TASK: Render every entry exactly as it appears.

Figure record listings

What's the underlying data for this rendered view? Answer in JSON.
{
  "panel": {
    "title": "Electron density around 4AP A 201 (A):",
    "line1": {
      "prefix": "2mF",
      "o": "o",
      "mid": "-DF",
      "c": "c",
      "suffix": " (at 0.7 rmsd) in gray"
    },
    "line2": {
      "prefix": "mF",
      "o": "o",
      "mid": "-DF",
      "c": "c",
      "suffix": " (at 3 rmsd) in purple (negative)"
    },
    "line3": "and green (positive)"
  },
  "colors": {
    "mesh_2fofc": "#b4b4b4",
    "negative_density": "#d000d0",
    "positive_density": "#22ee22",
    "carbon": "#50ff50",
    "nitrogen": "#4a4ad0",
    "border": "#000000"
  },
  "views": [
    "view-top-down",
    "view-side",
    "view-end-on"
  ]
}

RESULT:
What's the underlying data for this rendered view? Answer in JSON.
{
  "panel": {
    "title": "Electron density around 4AP A 201 (A):",
    "line1": {
      "prefix": "2mF",
      "o": "o",
      "mid": "-DF",
      "c": "c",
      "suffix": " (at 0.7 rmsd) in gray"
    },
    "line2": {
      "prefix": "mF",
      "o": "o",
      "mid": "-DF",
      "c": "c",
      "suffix": " (at 3 rmsd) in purple (negative)"
    },
    "line3": "and green (positive)"
  },
  "colors": {
    "mesh_2fofc": "#b4b4b4",
    "negative_density": "#d000d0",
    "positive_density": "#22ee22",
    "carbon": "#50ff50",
    "nitrogen": "#4a4ad0",
    "border": "#000000"
  },
  "views": [
    "view-top-down",
    "view-side",
    "view-end-on"
  ]
}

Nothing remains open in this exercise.